** begin INFORMATION SHOWN **
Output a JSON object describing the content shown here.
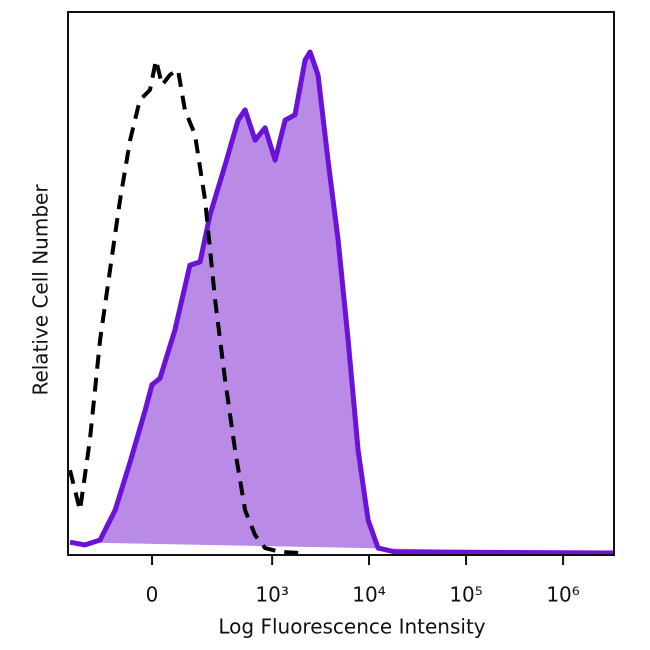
{
  "chart_data": {
    "type": "histogram-overlay",
    "x_label": "Log Fluorescence Intensity",
    "y_label": "Relative Cell Number",
    "x_scale": "biexponential",
    "xlim": [
      -398,
      3270000
    ],
    "ylim": [
      0,
      100
    ],
    "xticks": [
      0,
      {
        "value": 1000,
        "label": "10³"
      },
      {
        "value": 10000,
        "label": "10⁴"
      },
      {
        "value": 100000,
        "label": "10⁵"
      },
      {
        "value": 1000000,
        "label": "10⁶"
      }
    ],
    "series": [
      {
        "color": "#6b12d9",
        "fill_color": "#b98ae6",
        "dashed": false,
        "x": [
          -398,
          -273,
          -182,
          -115,
          -63,
          -19,
          0,
          22,
          66,
          119,
          163,
          215,
          318,
          440,
          522,
          664,
          845,
          1072,
          1361,
          1726,
          2190,
          2470,
          2980,
          3780,
          4800,
          6090,
          7710,
          9780,
          12390,
          18560,
          3270000
        ],
        "values": [
          2.0,
          1.5,
          2.4,
          7.9,
          16.8,
          26.4,
          31.1,
          32.3,
          41.2,
          53.2,
          53.8,
          62.5,
          71.7,
          80.0,
          81.9,
          76.3,
          78.6,
          72.6,
          80.0,
          81.0,
          91.1,
          92.6,
          88.4,
          72.6,
          57.9,
          39.4,
          19.0,
          6.1,
          0.9,
          0.2,
          0
        ]
      },
      {
        "color": "#000000",
        "fill_color": null,
        "dashed": true,
        "x": [
          -398,
          -310,
          -240,
          -182,
          -136,
          -97,
          -63,
          -34,
          -5.5,
          11,
          28,
          51,
          76,
          100,
          140,
          188,
          246,
          318,
          408,
          522,
          664,
          845,
          1210,
          1943
        ],
        "values": [
          15.3,
          7.9,
          20.9,
          39.4,
          52.3,
          65.2,
          76.3,
          83.7,
          85.6,
          91.1,
          86.5,
          88.4,
          89.3,
          81.9,
          77.3,
          65.2,
          46.8,
          32.0,
          19.0,
          7.9,
          3.3,
          0.9,
          0.2,
          0
        ]
      }
    ]
  }
}
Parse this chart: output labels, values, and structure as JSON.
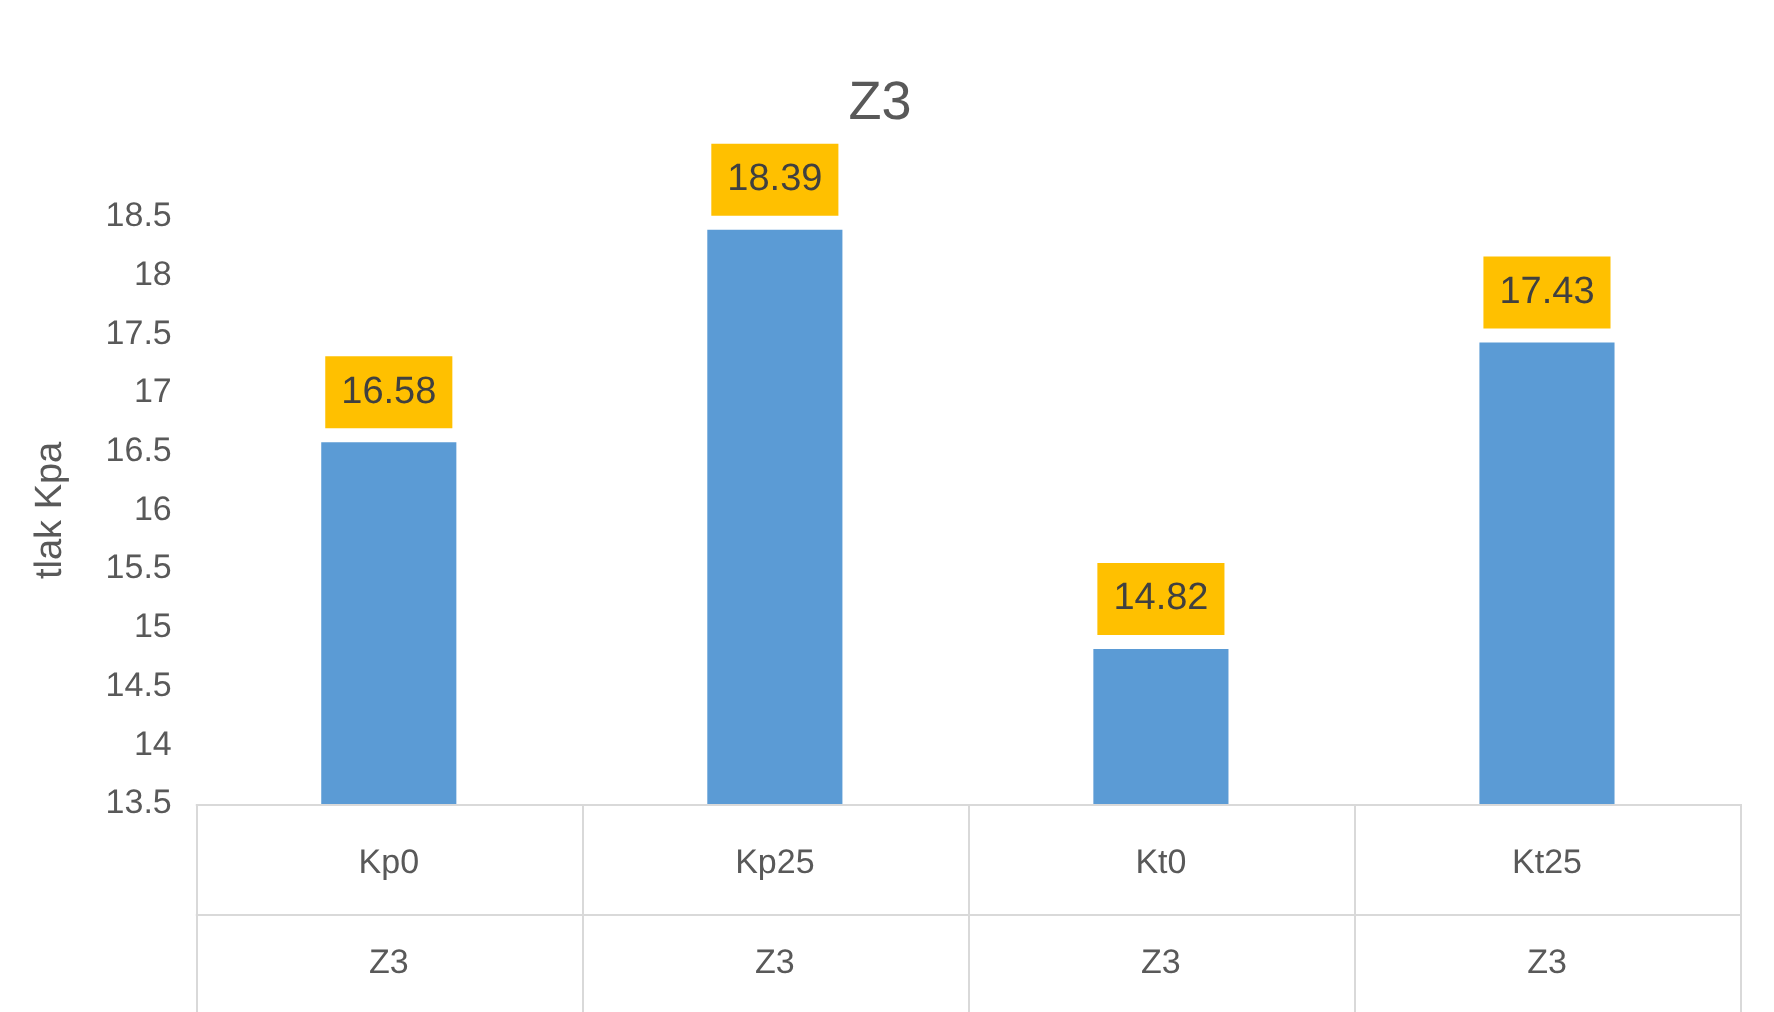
{
  "chart_data": {
    "type": "bar",
    "title": "Z3",
    "ylabel": "tlak Kpa",
    "categories": [
      "Kp0",
      "Kp25",
      "Kt0",
      "Kt25"
    ],
    "values": [
      16.58,
      18.39,
      14.82,
      17.43
    ],
    "color": "#5b9bd5",
    "ylim": [
      13.5,
      18.5
    ],
    "yticks": [
      13.5,
      14,
      14.5,
      15,
      15.5,
      16,
      16.5,
      17,
      17.5,
      18,
      18.5
    ],
    "grid": false,
    "legend": false,
    "data_labels": true,
    "annotations": [
      "Z3",
      "Z3",
      "Z3",
      "Z3"
    ]
  }
}
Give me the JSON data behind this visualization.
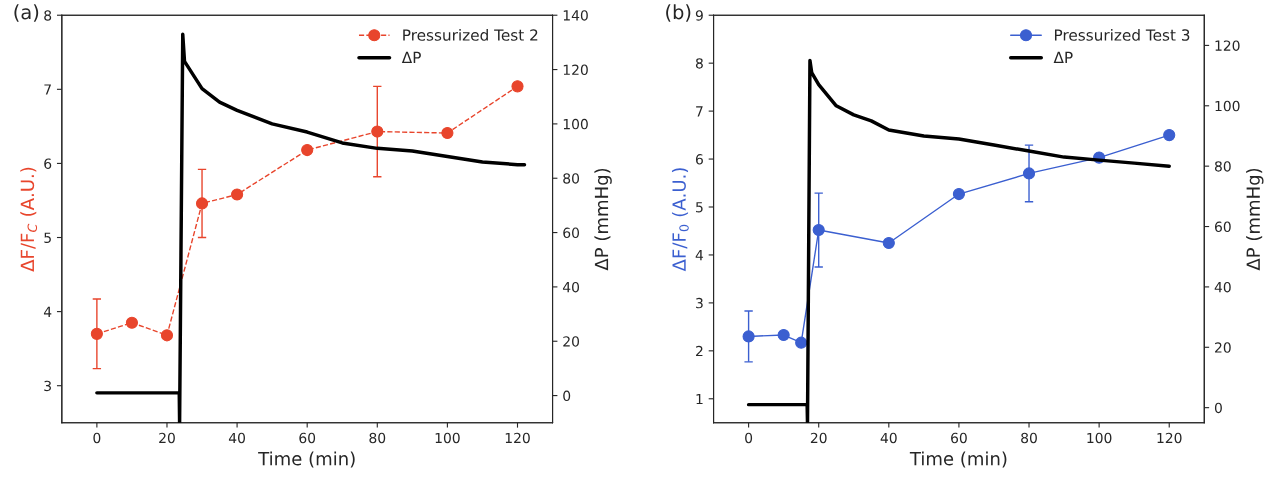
{
  "chart_data": [
    {
      "type": "line",
      "title": "(a)",
      "xlabel": "Time (min)",
      "ylabel": "ΔF/F$_{C}$ (A.U.)",
      "y2label": "ΔP (mmHg)",
      "xlim": [
        -10,
        130
      ],
      "xticks": [
        0,
        20,
        40,
        60,
        80,
        100,
        120
      ],
      "ylim": [
        2.5,
        8
      ],
      "yticks": [
        3,
        4,
        5,
        6,
        7,
        8
      ],
      "y2lim": [
        -10,
        140
      ],
      "y2ticks": [
        0,
        20,
        40,
        60,
        80,
        100,
        120,
        140
      ],
      "legend": "top right",
      "grid": false,
      "series": [
        {
          "name": "Pressurized Test 2",
          "color": "#e8452c",
          "marker": "circle",
          "line_style": "dashed",
          "x": [
            0,
            10,
            20,
            30,
            40,
            60,
            80,
            100,
            120
          ],
          "values": [
            3.7,
            3.85,
            3.68,
            5.46,
            5.58,
            6.18,
            6.43,
            6.41,
            7.04
          ],
          "errors": [
            0.47,
            null,
            null,
            0.46,
            null,
            null,
            0.61,
            null,
            null
          ]
        },
        {
          "name": "ΔP",
          "color": "#000000",
          "marker": "none",
          "line_style": "solid",
          "axis": "y2",
          "x": [
            0,
            10,
            20,
            23.5,
            23.6,
            24.5,
            25,
            30,
            35,
            40,
            50,
            60,
            70,
            80,
            90,
            100,
            110,
            120,
            122
          ],
          "values": [
            1,
            1,
            1,
            1,
            -10,
            133,
            123,
            113,
            108,
            105,
            100,
            97,
            93,
            91,
            90,
            88,
            86,
            85,
            85
          ]
        }
      ]
    },
    {
      "type": "line",
      "title": "(b)",
      "xlabel": "Time (min)",
      "ylabel": "ΔF/F$_{0}$ (A.U.)",
      "y2label": "ΔP (mmHg)",
      "xlim": [
        -10,
        130
      ],
      "xticks": [
        0,
        20,
        40,
        60,
        80,
        100,
        120
      ],
      "ylim": [
        0.5,
        9
      ],
      "yticks": [
        1,
        2,
        3,
        4,
        5,
        6,
        7,
        8,
        9
      ],
      "y2lim": [
        -5,
        130
      ],
      "y2ticks": [
        0,
        20,
        40,
        60,
        80,
        100,
        120
      ],
      "legend": "top right",
      "grid": false,
      "series": [
        {
          "name": "Pressurized Test 3",
          "color": "#3b5fd0",
          "marker": "circle",
          "line_style": "solid",
          "x": [
            0,
            10,
            15,
            20,
            40,
            60,
            80,
            100,
            120
          ],
          "values": [
            2.3,
            2.33,
            2.17,
            4.52,
            4.25,
            5.27,
            5.7,
            6.03,
            6.5
          ],
          "errors": [
            0.53,
            null,
            null,
            0.77,
            null,
            null,
            0.59,
            null,
            null
          ]
        },
        {
          "name": "ΔP",
          "color": "#000000",
          "marker": "none",
          "line_style": "solid",
          "axis": "y2",
          "x": [
            0,
            10,
            16.7,
            16.8,
            17.5,
            18,
            20,
            25,
            30,
            35,
            40,
            50,
            60,
            70,
            80,
            90,
            100,
            110,
            120
          ],
          "values": [
            1,
            1,
            1,
            -5,
            115,
            111,
            107,
            100,
            97,
            95,
            92,
            90,
            89,
            87,
            85,
            83,
            82,
            81,
            80
          ]
        }
      ]
    }
  ]
}
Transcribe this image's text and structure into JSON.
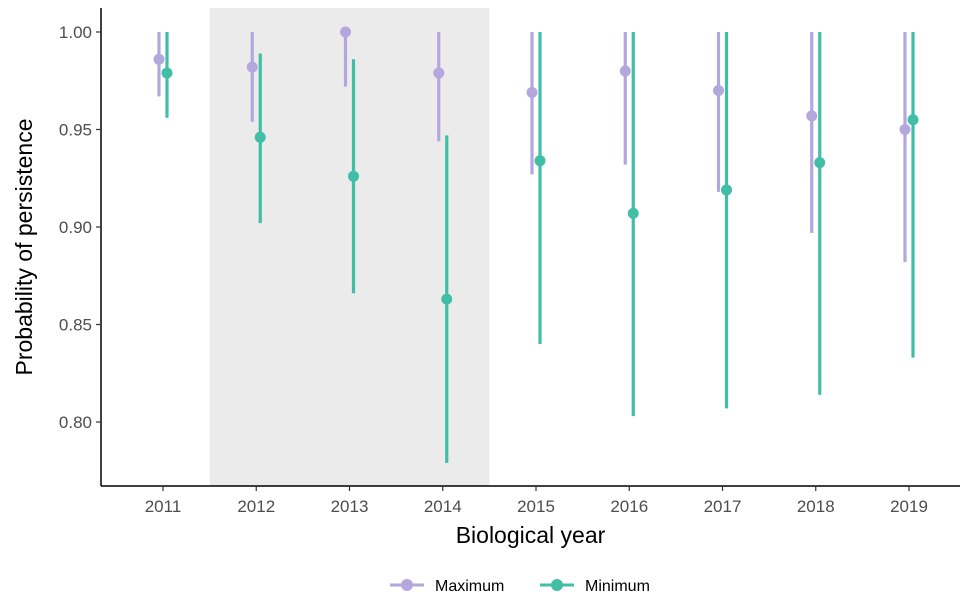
{
  "chart_data": {
    "type": "scatter",
    "title": "",
    "xlabel": "Biological year",
    "ylabel": "Probability of persistence",
    "categories": [
      "2011",
      "2012",
      "2013",
      "2014",
      "2015",
      "2016",
      "2017",
      "2018",
      "2019"
    ],
    "ylim": [
      0.78,
      1.0
    ],
    "yticks": [
      "0.80",
      "0.85",
      "0.90",
      "0.95",
      "1.00"
    ],
    "grid": false,
    "legend_position": "bottom",
    "highlight_band": {
      "from": "2012",
      "to": "2014",
      "color": "#ebebeb"
    },
    "series": [
      {
        "name": "Maximum",
        "color": "#b3a7de",
        "values": [
          0.986,
          0.982,
          1.0,
          0.979,
          0.969,
          0.98,
          0.97,
          0.957,
          0.95
        ],
        "lower": [
          0.967,
          0.954,
          0.972,
          0.944,
          0.927,
          0.932,
          0.918,
          0.897,
          0.882
        ],
        "upper": [
          1.0,
          1.0,
          1.0,
          1.0,
          1.0,
          1.0,
          1.0,
          1.0,
          1.0
        ]
      },
      {
        "name": "Minimum",
        "color": "#40bfa6",
        "values": [
          0.979,
          0.946,
          0.926,
          0.863,
          0.934,
          0.907,
          0.919,
          0.933,
          0.955
        ],
        "lower": [
          0.956,
          0.902,
          0.866,
          0.779,
          0.84,
          0.803,
          0.807,
          0.814,
          0.833
        ],
        "upper": [
          1.0,
          0.989,
          0.986,
          0.947,
          1.0,
          1.0,
          1.0,
          1.0,
          1.0
        ]
      }
    ]
  }
}
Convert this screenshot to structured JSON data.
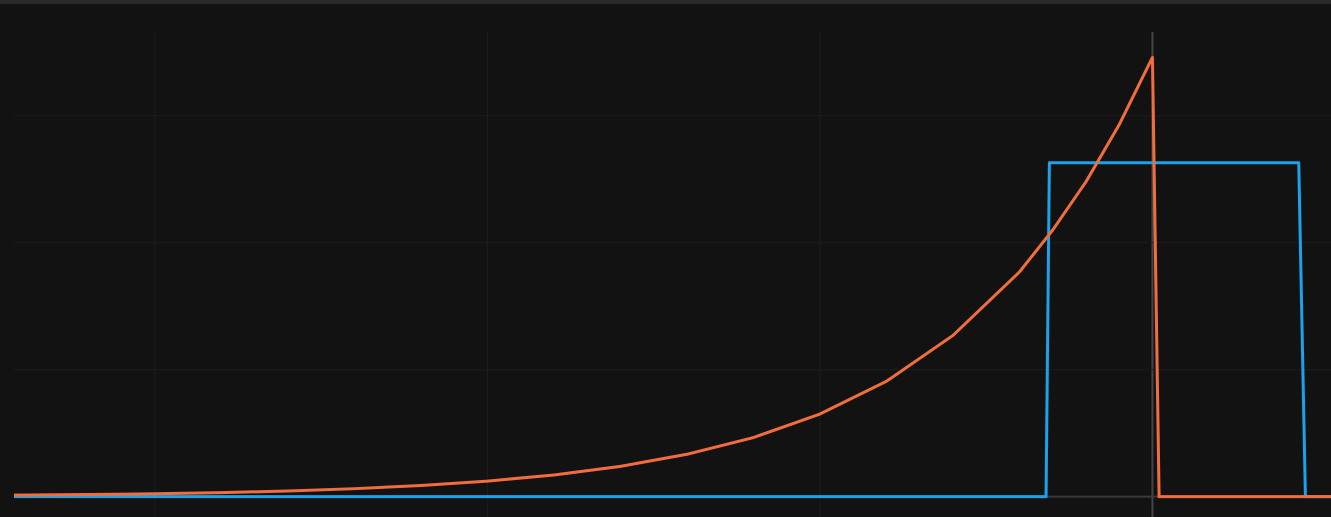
{
  "chart_data": {
    "type": "line",
    "xlim": [
      0.534,
      4.537
    ],
    "ylim": [
      -0.16,
      3.66
    ],
    "xticks": [
      1,
      2,
      3,
      4
    ],
    "yticks": [
      0,
      1,
      2,
      3
    ],
    "grid": true,
    "series": [
      {
        "color": "#1aa3ec",
        "x": [
          0.576,
          3.68,
          3.69,
          4.44,
          4.46,
          4.537
        ],
        "values": [
          0,
          0,
          2.63,
          2.63,
          0,
          0
        ]
      },
      {
        "color": "#f26d3d",
        "x": [
          0.576,
          0.8,
          1.0,
          1.2,
          1.4,
          1.6,
          1.8,
          2.0,
          2.2,
          2.4,
          2.6,
          2.8,
          3.0,
          3.2,
          3.4,
          3.6,
          3.7,
          3.8,
          3.9,
          4.0,
          4.02,
          4.537
        ],
        "values": [
          0.012,
          0.017,
          0.023,
          0.032,
          0.045,
          0.063,
          0.088,
          0.123,
          0.171,
          0.239,
          0.334,
          0.466,
          0.651,
          0.909,
          1.27,
          1.77,
          2.1,
          2.48,
          2.93,
          3.46,
          0,
          0
        ]
      }
    ]
  }
}
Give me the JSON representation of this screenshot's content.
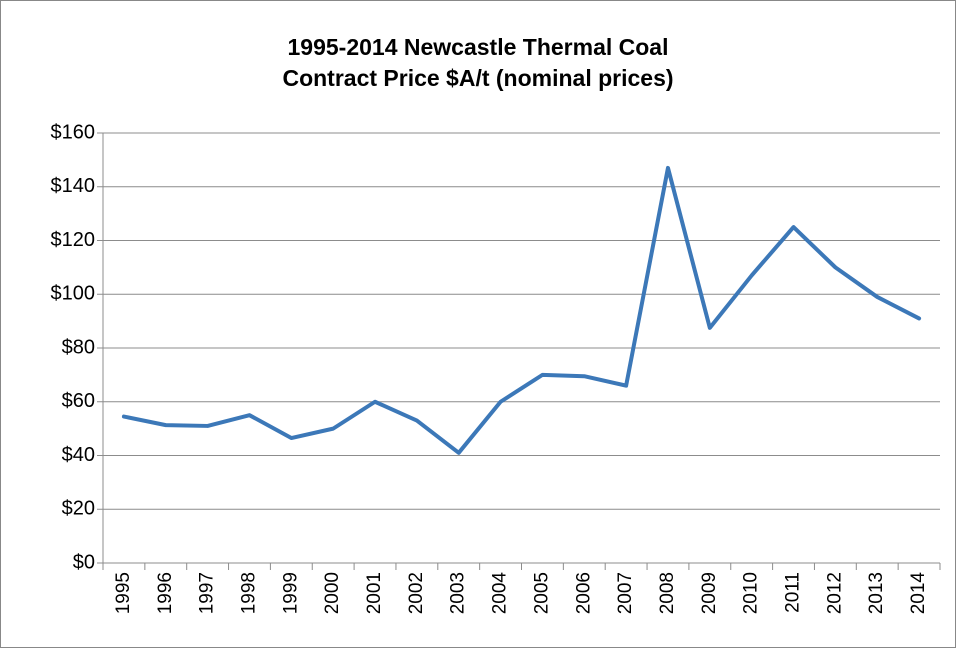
** end INFORMATION SHOWN **
Scan the data for the word "type" and copy every line where it shows up.

### SOLUTION TO THIS PROBLEM
    "type": "histogram-overlay",
    "type": "bar",
      "type": "line",
      "type": "line",
    "type": "scatter",
    "type": "line",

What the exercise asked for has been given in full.